Page excerpt —
Re: indirect labor, the real wage, and the production of surplus value

From: Rakesh Bhandari (rakeshb@STANFORD.EDU)
Date: Fri Nov 14 2003 - 11:51:11 EST


Ajit wrote

>
>Well! If you are referring to Sraffa's book, then, of
>course, Sraffa is not developing any causal theory
>there. The function of his book is to show that the
>neoclassical supply function, which is built on a
>supposed causal relation between prices and methods of
>production is illegitimate.

So capital is not a factor with a price but an index of
a conflictual social relation?


>  But this does not mean
>that Sraffa is saying that there cannot be any causal
>theory of change.

But are you saying that or implying that below?
Confused here. I thought you were chiding Michael L for not having
a causal theory but then you seem to suggest that attribution of
causes is superstitious?

What you will do —
**A)** Reproduce the part of the email about Sraffa's book, starting with "Confused here. I" and going on through "causes is superstitious?".
**B)** In the email about Sraffa's book, what does Ajit say the function of that book is?
**C)** Continue the email about Sraffa and causal theory from its last sentence.

Records provided —

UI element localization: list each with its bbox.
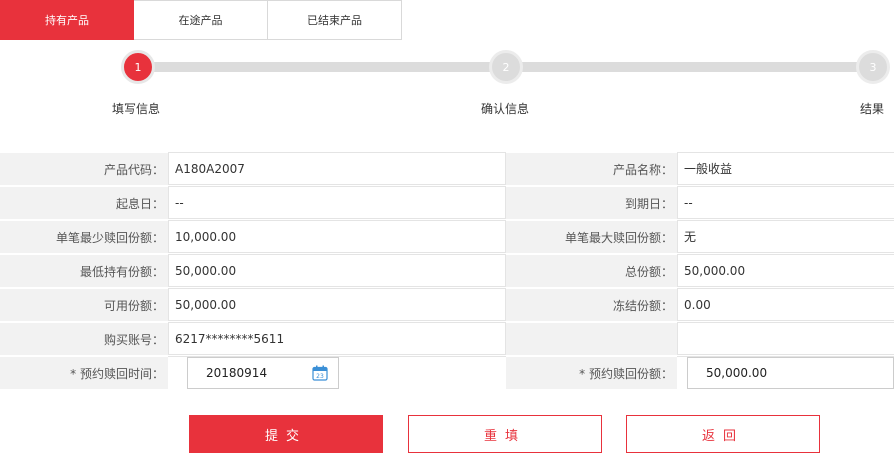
reset-button[interactable]: 重填 [408, 415, 602, 453]
form-row: 最低持有份额： 50,000.00 总份额： 50,000.00 [0, 254, 894, 288]
step-connector [520, 62, 860, 72]
empty-value [677, 322, 894, 355]
calendar-icon[interactable]: 23 [312, 365, 328, 381]
tab-holding-products[interactable]: 持有产品 [0, 0, 134, 40]
redeem-date-value: 20180914 [206, 366, 268, 380]
product-tabs: 持有产品 在途产品 已结束产品 [0, 0, 402, 40]
redeem-form: 产品代码： A180A2007 产品名称： 一般收益 起息日： -- 到期日： … [0, 152, 894, 390]
product-name-value: 一般收益 [677, 152, 894, 185]
available-shares-label: 可用份额： [0, 288, 168, 321]
step-2-label: 确认信息 [481, 102, 530, 116]
progress-stepper: 1 2 3 填写信息 确认信息 结果 [0, 46, 894, 120]
product-code-value: A180A2007 [168, 152, 506, 185]
step-2-circle: 2 [489, 50, 523, 84]
max-redeem-label: 单笔最大赎回份额： [506, 220, 677, 253]
empty-label [506, 322, 677, 355]
min-redeem-value: 10,000.00 [168, 220, 506, 253]
form-row: 单笔最少赎回份额： 10,000.00 单笔最大赎回份额： 无 [0, 220, 894, 254]
start-date-label: 起息日： [0, 186, 168, 219]
product-code-label: 产品代码： [0, 152, 168, 185]
min-hold-value: 50,000.00 [168, 254, 506, 287]
form-row: 购买账号： 6217********5611 [0, 322, 894, 356]
tab-ended-products[interactable]: 已结束产品 [268, 0, 402, 40]
frozen-shares-value: 0.00 [677, 288, 894, 321]
min-hold-label: 最低持有份额： [0, 254, 168, 287]
redeem-amount-input[interactable]: 50,000.00 [687, 357, 894, 389]
tab-in-transit-products[interactable]: 在途产品 [134, 0, 268, 40]
account-label: 购买账号： [0, 322, 168, 355]
total-shares-label: 总份额： [506, 254, 677, 287]
step-connector [152, 62, 492, 72]
form-row: 产品代码： A180A2007 产品名称： 一般收益 [0, 152, 894, 186]
end-date-value: -- [677, 186, 894, 219]
calendar-day: 23 [316, 373, 324, 380]
form-row: 可用份额： 50,000.00 冻结份额： 0.00 [0, 288, 894, 322]
redeem-time-cell: 20180914 23 [168, 356, 506, 389]
end-date-label: 到期日： [506, 186, 677, 219]
redeem-amount-cell: 50,000.00 [677, 356, 894, 389]
back-button[interactable]: 返回 [626, 415, 820, 453]
redeem-amount-label: * 预约赎回份额： [506, 356, 677, 389]
max-redeem-value: 无 [677, 220, 894, 253]
step-3-circle: 3 [856, 50, 890, 84]
product-name-label: 产品名称： [506, 152, 677, 185]
total-shares-value: 50,000.00 [677, 254, 894, 287]
available-shares-value: 50,000.00 [168, 288, 506, 321]
account-value: 6217********5611 [168, 322, 506, 355]
step-1-circle: 1 [121, 50, 155, 84]
start-date-value: -- [168, 186, 506, 219]
min-redeem-label: 单笔最少赎回份额： [0, 220, 168, 253]
redeem-time-label: * 预约赎回时间： [0, 356, 168, 389]
frozen-shares-label: 冻结份额： [506, 288, 677, 321]
form-row: 起息日： -- 到期日： -- [0, 186, 894, 220]
step-1-label: 填写信息 [112, 102, 161, 116]
form-row: * 预约赎回时间： 20180914 23 * 预约赎回份额： 50,000.0… [0, 356, 894, 390]
redeem-date-input[interactable]: 20180914 23 [187, 357, 339, 389]
submit-button[interactable]: 提交 [189, 415, 383, 453]
step-3-label: 结果 [860, 102, 885, 116]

Solved problems —
**A)**
Confused here. I thought you were chiding Michael L for not having
a causal theory but then you seem to suggest that attribution of
causes is superstitious?

**B)** To show that the neoclassical supply function, built on a supposed causal relation between prices and methods of production, is illegitimate.

**C)**
>  But you should keep it in mind that
>Hume's empiricist philosophy rejected any
>philosophical basis to causality. For Hume causality
>is nothing but a belief or habit of mind. Hume's
>challenge on causation has never been answered. All
>Kant could do is to make the relationship of cause and
>effect a priori. From a logical perspective,
>Wittgenstein in the Tractatus declared that
>'Superstition is nothing but a belief in causal
>nexus'.


On a more ontological level Lewontin seems correct that the states
and motions of living organisms are the consequence of many
intersecting causal pathways, thereby making it unusual that normal
variation in any one of these pathways has a strong effect on the
outcome. Given the multiplicity of causal chains, all of weak
individual influence in their normal condition,  it is difficult to
ascribe a cause to some effect since putative cause and its effect
will not likely seen to vary together.




>Mathematical logic does not admit of
>causality. Because no causal proposition can be made
>with certainty.




You are not counting as a piece of mathematical logic or as truly
causal those statistical theories of causality as developed in
thermodynamics, quantum mechanics, Pearsonian regressions, etc?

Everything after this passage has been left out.